WHAT IS NEEDED :: From the records below, transcribe only the lines running from the one with "Give me the" through the one with "Enumerate this screenshot's". Keep both of those end lines.

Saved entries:
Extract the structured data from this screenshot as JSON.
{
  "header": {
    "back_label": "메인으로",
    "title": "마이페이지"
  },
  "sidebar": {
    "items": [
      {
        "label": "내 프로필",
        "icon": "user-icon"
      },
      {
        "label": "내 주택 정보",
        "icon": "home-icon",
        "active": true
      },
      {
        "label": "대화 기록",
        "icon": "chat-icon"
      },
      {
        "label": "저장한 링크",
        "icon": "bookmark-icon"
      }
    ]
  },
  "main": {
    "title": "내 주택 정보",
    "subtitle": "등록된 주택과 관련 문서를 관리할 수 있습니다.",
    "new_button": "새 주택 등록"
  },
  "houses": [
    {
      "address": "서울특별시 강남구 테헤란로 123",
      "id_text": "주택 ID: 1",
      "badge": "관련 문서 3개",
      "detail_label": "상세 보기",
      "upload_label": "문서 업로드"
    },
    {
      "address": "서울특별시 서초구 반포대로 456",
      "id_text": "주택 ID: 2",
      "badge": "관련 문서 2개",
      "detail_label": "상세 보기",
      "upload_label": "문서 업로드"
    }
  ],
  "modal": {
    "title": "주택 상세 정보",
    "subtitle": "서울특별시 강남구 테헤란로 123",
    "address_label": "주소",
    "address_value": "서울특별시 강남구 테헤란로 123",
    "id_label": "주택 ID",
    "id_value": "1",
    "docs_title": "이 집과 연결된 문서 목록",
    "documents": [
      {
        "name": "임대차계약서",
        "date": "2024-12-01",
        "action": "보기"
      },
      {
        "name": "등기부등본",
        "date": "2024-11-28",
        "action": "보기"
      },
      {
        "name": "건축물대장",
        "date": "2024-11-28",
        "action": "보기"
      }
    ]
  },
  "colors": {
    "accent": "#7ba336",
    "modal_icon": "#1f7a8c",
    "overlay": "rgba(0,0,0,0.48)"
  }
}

---

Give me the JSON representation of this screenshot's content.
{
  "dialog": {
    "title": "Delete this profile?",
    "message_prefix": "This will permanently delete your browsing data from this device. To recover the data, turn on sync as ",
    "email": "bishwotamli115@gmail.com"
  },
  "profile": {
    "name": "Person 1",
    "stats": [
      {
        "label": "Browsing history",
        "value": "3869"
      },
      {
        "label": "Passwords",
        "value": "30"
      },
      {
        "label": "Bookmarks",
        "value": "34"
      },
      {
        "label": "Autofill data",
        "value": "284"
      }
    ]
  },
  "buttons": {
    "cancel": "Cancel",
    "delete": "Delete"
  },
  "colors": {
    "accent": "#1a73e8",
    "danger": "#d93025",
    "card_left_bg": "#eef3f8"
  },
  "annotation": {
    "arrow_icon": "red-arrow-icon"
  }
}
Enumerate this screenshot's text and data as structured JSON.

EXPECTED OUTPUT ::
Give me the JSON representation of this screenshot's content.
{
  "dialog": {
    "title": "Delete this profile?",
    "message_prefix": "This will permanently delete your browsing data from this device. To recover the data, turn on sync as ",
    "email": "bishwotamli115@gmail.com"
  },
  "profile": {
    "name": "Person 1",
    "stats": [
      {
        "label": "Browsing history",
        "value": "3869"
      },
      {
        "label": "Passwords",
        "value": "30"
      },
      {
        "label": "Bookmarks",
        "value": "34"
      },
      {
        "label": "Autofill data",
        "value": "284"
      }
    ]
  },
  "buttons": {
    "cancel": "Cancel",
    "delete": "Delete"
  },
  "colors": {
    "accent": "#1a73e8",
    "danger": "#d93025",
    "card_left_bg": "#eef3f8"
  },
  "annotation": {
    "arrow_icon": "red-arrow-icon"
  }
}
Enumerate this screenshot's text and data as structured JSON.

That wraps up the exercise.